EXERCISE DETAILS — Quote the whole listing exactly. Leave the pictures out of your copy.

== MATERIAL FOR THE TASK ==

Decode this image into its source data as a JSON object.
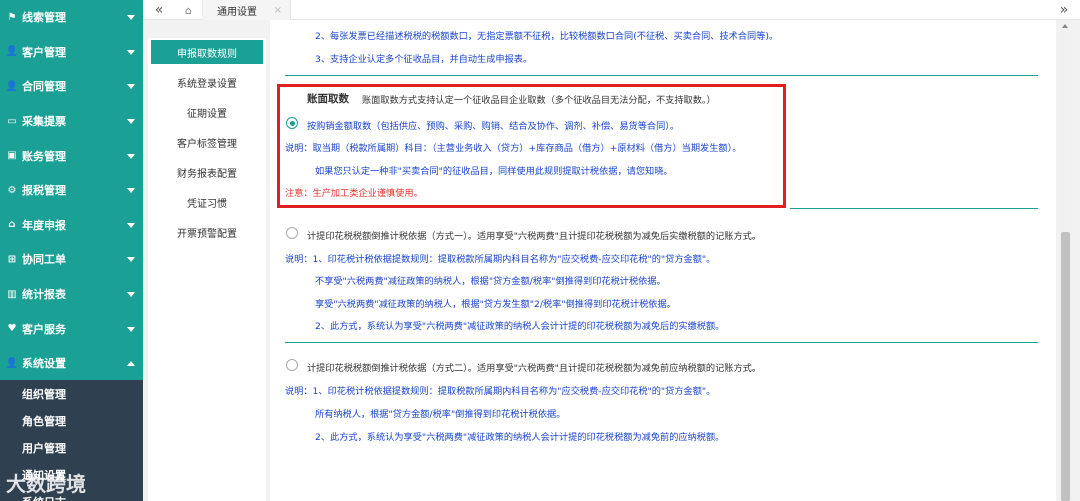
{
  "sidebar": {
    "items": [
      {
        "label": "线索管理",
        "icon": "flag-icon",
        "glyph": "⚑"
      },
      {
        "label": "客户管理",
        "icon": "user-icon",
        "glyph": "👤"
      },
      {
        "label": "合同管理",
        "icon": "user-icon",
        "glyph": "👤"
      },
      {
        "label": "采集提票",
        "icon": "inbox-icon",
        "glyph": "▭"
      },
      {
        "label": "账务管理",
        "icon": "monitor-icon",
        "glyph": "▣"
      },
      {
        "label": "报税管理",
        "icon": "gears-icon",
        "glyph": "⚙"
      },
      {
        "label": "年度申报",
        "icon": "home-icon",
        "glyph": "⌂"
      },
      {
        "label": "协同工单",
        "icon": "sitemap-icon",
        "glyph": "⊞"
      },
      {
        "label": "统计报表",
        "icon": "chart-icon",
        "glyph": "▥"
      },
      {
        "label": "客户服务",
        "icon": "heart-icon",
        "glyph": "♥"
      },
      {
        "label": "系统设置",
        "icon": "user-icon",
        "glyph": "👤"
      }
    ],
    "submenu": [
      "组织管理",
      "角色管理",
      "用户管理",
      "通知设置",
      "系统日志"
    ]
  },
  "tabbar": {
    "collapse_glyph": "«",
    "home_glyph": "⌂",
    "active_tab": "通用设置",
    "close_glyph": "×",
    "expand_glyph": "»"
  },
  "secondary_menu": [
    "申报取数规则",
    "系统登录设置",
    "征期设置",
    "客户标签管理",
    "财务报表配置",
    "凭证习惯",
    "开票预警配置"
  ],
  "content": {
    "top_line1": "2、每张发票已经描述税税的税额数口，无指定票额不征税，比较税额数口合同(不征税、买卖合同、技术合同等)。",
    "top_line2": "3、支持企业认定多个征收品目，并自动生成申报表。",
    "box_title": "账面取数",
    "box_subtitle": "账面取数方式支持认定一个征收品目企业取数（多个征收品目无法分配，不支持取数。）",
    "box_option": "按购销金额取数（包括供应、预购、采购、购销、结合及协作、调剂、补偿、易货等合同）。",
    "box_desc1": "说明：取当期（税款所属期）科目：（主营业务收入（贷方）+库存商品（借方）+原材料（借方）当期发生额）。",
    "box_desc2": "如果您只认定一种非\"买卖合同\"的征收品目，同样使用此规则提取计税依据，请您知晓。",
    "box_note": "注意：生产加工类企业谨慎使用。",
    "m1_option": "计提印花税税额倒推计税依据（方式一）。适用享受\"六税两费\"且计提印花税税额为减免后实缴税额的记账方式。",
    "m1_desc1": "说明：1、印花税计税依据提数规则：提取税款所属期内科目名称为\"应交税费-应交印花税\"的\"贷方金额\"。",
    "m1_desc2": "不享受\"六税两费\"减征政策的纳税人，根据\"贷方金额/税率\"倒推得到印花税计税依据。",
    "m1_desc3": "享受\"六税两费\"减征政策的纳税人，根据\"贷方发生额\"2/税率\"倒推得到印花税计税依据。",
    "m1_desc4": "2、此方式，系统认为享受\"六税两费\"减征政策的纳税人会计计提的印花税税额为减免后的实缴税额。",
    "m2_option": "计提印花税税额倒推计税依据（方式二）。适用享受\"六税两费\"且计提印花税税额为减免前应纳税额的记账方式。",
    "m2_desc1": "说明：1、印花税计税依据提数规则：提取税款所属期内科目名称为\"应交税费-应交印花税\"的\"贷方金额\"。",
    "m2_desc2": "所有纳税人，根据\"贷方金额/税率\"倒推得到印花税计税依据。",
    "m2_desc3": "2、此方式，系统认为享受\"六税两费\"减征政策的纳税人会计计提的印花税税额为减免前的应纳税额。"
  },
  "watermark": "大数跨境",
  "colors": {
    "accent": "#1aa094",
    "submenu_bg": "#2f4050",
    "link_blue": "#1a44cc",
    "warning_red": "#e4322b",
    "highlight_box": "#e02020"
  }
}
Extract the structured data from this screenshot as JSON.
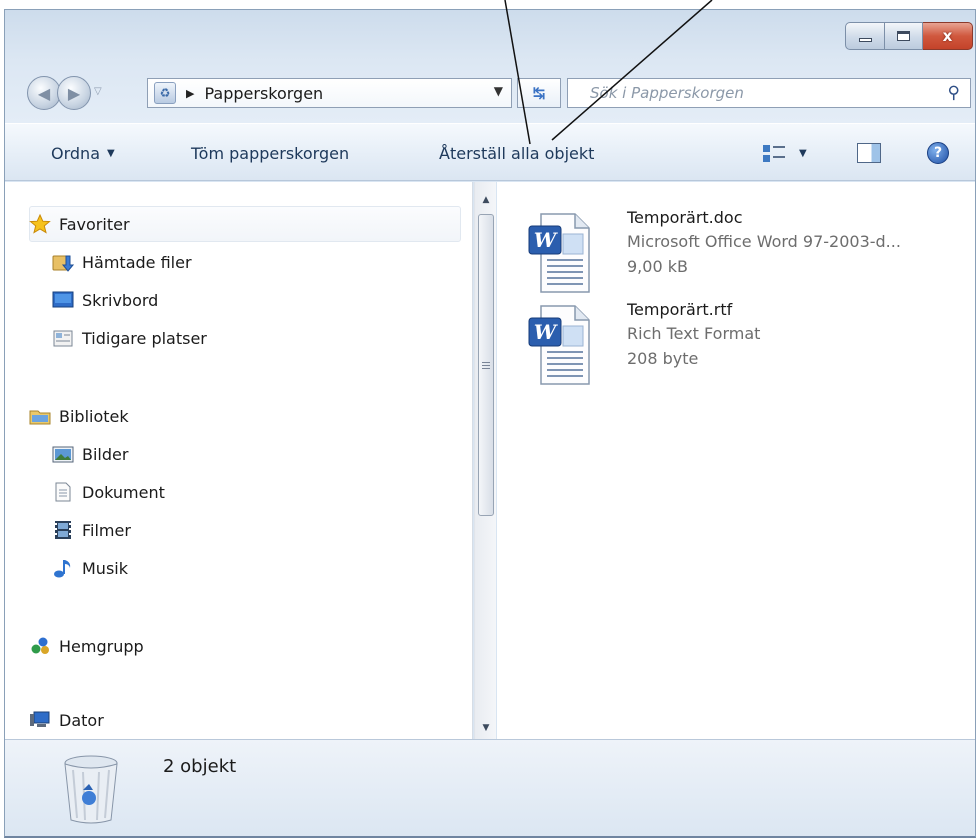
{
  "window": {
    "caption": {
      "minimize": "–",
      "maximize": "□",
      "close": "x"
    }
  },
  "navigation": {
    "address_path": "Papperskorgen",
    "search_placeholder": "Sök i Papperskorgen",
    "back_glyph": "◀",
    "forward_glyph": "▶"
  },
  "toolbar": {
    "organize_label": "Ordna",
    "empty_label": "Töm papperskorgen",
    "restore_label": "Återställ alla objekt"
  },
  "nav_pane": {
    "favorites": {
      "label": "Favoriter",
      "icon": "star-icon"
    },
    "favorite_items": [
      {
        "label": "Hämtade filer",
        "icon": "downloads-folder-icon"
      },
      {
        "label": "Skrivbord",
        "icon": "desktop-icon"
      },
      {
        "label": "Tidigare platser",
        "icon": "recent-places-icon"
      }
    ],
    "libraries": {
      "label": "Bibliotek",
      "icon": "library-icon"
    },
    "library_items": [
      {
        "label": "Bilder",
        "icon": "pictures-icon"
      },
      {
        "label": "Dokument",
        "icon": "documents-icon"
      },
      {
        "label": "Filmer",
        "icon": "videos-icon"
      },
      {
        "label": "Musik",
        "icon": "music-icon"
      }
    ],
    "homegroup": {
      "label": "Hemgrupp",
      "icon": "homegroup-icon"
    },
    "computer": {
      "label": "Dator",
      "icon": "computer-icon"
    }
  },
  "files": [
    {
      "name": "Temporärt.doc",
      "type": "Microsoft Office Word 97-2003-d...",
      "size": "9,00 kB",
      "icon": "word-document-icon"
    },
    {
      "name": "Temporärt.rtf",
      "type": "Rich Text Format",
      "size": "208 byte",
      "icon": "word-document-icon"
    }
  ],
  "details": {
    "count": "2 objekt",
    "icon": "recycle-bin-icon"
  },
  "colors": {
    "accent": "#1e395b",
    "close_button": "#c4432a"
  }
}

===

EXERCISE SOLUTION —
Decode this image into its source data as a JSON object.
{
  "sidebar": {
    "items": [
      {
        "label": "线索管理",
        "icon": "flag-icon",
        "glyph": "⚑"
      },
      {
        "label": "客户管理",
        "icon": "user-icon",
        "glyph": "👤"
      },
      {
        "label": "合同管理",
        "icon": "user-icon",
        "glyph": "👤"
      },
      {
        "label": "采集提票",
        "icon": "inbox-icon",
        "glyph": "▭"
      },
      {
        "label": "账务管理",
        "icon": "monitor-icon",
        "glyph": "▣"
      },
      {
        "label": "报税管理",
        "icon": "gears-icon",
        "glyph": "⚙"
      },
      {
        "label": "年度申报",
        "icon": "home-icon",
        "glyph": "⌂"
      },
      {
        "label": "协同工单",
        "icon": "sitemap-icon",
        "glyph": "⊞"
      },
      {
        "label": "统计报表",
        "icon": "chart-icon",
        "glyph": "▥"
      },
      {
        "label": "客户服务",
        "icon": "heart-icon",
        "glyph": "♥"
      },
      {
        "label": "系统设置",
        "icon": "user-icon",
        "glyph": "👤"
      }
    ],
    "submenu": [
      "组织管理",
      "角色管理",
      "用户管理",
      "通知设置",
      "系统日志"
    ]
  },
  "tabbar": {
    "collapse_glyph": "«",
    "home_glyph": "⌂",
    "active_tab": "通用设置",
    "close_glyph": "×",
    "expand_glyph": "»"
  },
  "secondary_menu": [
    "申报取数规则",
    "系统登录设置",
    "征期设置",
    "客户标签管理",
    "财务报表配置",
    "凭证习惯",
    "开票预警配置"
  ],
  "content": {
    "top_line1": "2、每张发票已经描述税税的税额数口，无指定票额不征税，比较税额数口合同(不征税、买卖合同、技术合同等)。",
    "top_line2": "3、支持企业认定多个征收品目，并自动生成申报表。",
    "box_title": "账面取数",
    "box_subtitle": "账面取数方式支持认定一个征收品目企业取数（多个征收品目无法分配，不支持取数。）",
    "box_option": "按购销金额取数（包括供应、预购、采购、购销、结合及协作、调剂、补偿、易货等合同）。",
    "box_desc1": "说明：取当期（税款所属期）科目：（主营业务收入（贷方）+库存商品（借方）+原材料（借方）当期发生额）。",
    "box_desc2": "如果您只认定一种非\"买卖合同\"的征收品目，同样使用此规则提取计税依据，请您知晓。",
    "box_note": "注意：生产加工类企业谨慎使用。",
    "m1_option": "计提印花税税额倒推计税依据（方式一）。适用享受\"六税两费\"且计提印花税税额为减免后实缴税额的记账方式。",
    "m1_desc1": "说明：1、印花税计税依据提数规则：提取税款所属期内科目名称为\"应交税费-应交印花税\"的\"贷方金额\"。",
    "m1_desc2": "不享受\"六税两费\"减征政策的纳税人，根据\"贷方金额/税率\"倒推得到印花税计税依据。",
    "m1_desc3": "享受\"六税两费\"减征政策的纳税人，根据\"贷方发生额\"2/税率\"倒推得到印花税计税依据。",
    "m1_desc4": "2、此方式，系统认为享受\"六税两费\"减征政策的纳税人会计计提的印花税税额为减免后的实缴税额。",
    "m2_option": "计提印花税税额倒推计税依据（方式二）。适用享受\"六税两费\"且计提印花税税额为减免前应纳税额的记账方式。",
    "m2_desc1": "说明：1、印花税计税依据提数规则：提取税款所属期内科目名称为\"应交税费-应交印花税\"的\"贷方金额\"。",
    "m2_desc2": "所有纳税人，根据\"贷方金额/税率\"倒推得到印花税计税依据。",
    "m2_desc3": "2、此方式，系统认为享受\"六税两费\"减征政策的纳税人会计计提的印花税税额为减免前的应纳税额。"
  },
  "watermark": "大数跨境",
  "colors": {
    "accent": "#1aa094",
    "submenu_bg": "#2f4050",
    "link_blue": "#1a44cc",
    "warning_red": "#e4322b",
    "highlight_box": "#e02020"
  }
}
Extract the structured data from this screenshot as JSON.
{
  "window": {
    "caption": {
      "minimize": "–",
      "maximize": "□",
      "close": "x"
    }
  },
  "navigation": {
    "address_path": "Papperskorgen",
    "search_placeholder": "Sök i Papperskorgen",
    "back_glyph": "◀",
    "forward_glyph": "▶"
  },
  "toolbar": {
    "organize_label": "Ordna",
    "empty_label": "Töm papperskorgen",
    "restore_label": "Återställ alla objekt"
  },
  "nav_pane": {
    "favorites": {
      "label": "Favoriter",
      "icon": "star-icon"
    },
    "favorite_items": [
      {
        "label": "Hämtade filer",
        "icon": "downloads-folder-icon"
      },
      {
        "label": "Skrivbord",
        "icon": "desktop-icon"
      },
      {
        "label": "Tidigare platser",
        "icon": "recent-places-icon"
      }
    ],
    "libraries": {
      "label": "Bibliotek",
      "icon": "library-icon"
    },
    "library_items": [
      {
        "label": "Bilder",
        "icon": "pictures-icon"
      },
      {
        "label": "Dokument",
        "icon": "documents-icon"
      },
      {
        "label": "Filmer",
        "icon": "videos-icon"
      },
      {
        "label": "Musik",
        "icon": "music-icon"
      }
    ],
    "homegroup": {
      "label": "Hemgrupp",
      "icon": "homegroup-icon"
    },
    "computer": {
      "label": "Dator",
      "icon": "computer-icon"
    }
  },
  "files": [
    {
      "name": "Temporärt.doc",
      "type": "Microsoft Office Word 97-2003-d...",
      "size": "9,00 kB",
      "icon": "word-document-icon"
    },
    {
      "name": "Temporärt.rtf",
      "type": "Rich Text Format",
      "size": "208 byte",
      "icon": "word-document-icon"
    }
  ],
  "details": {
    "count": "2 objekt",
    "icon": "recycle-bin-icon"
  },
  "colors": {
    "accent": "#1e395b",
    "close_button": "#c4432a"
  }
}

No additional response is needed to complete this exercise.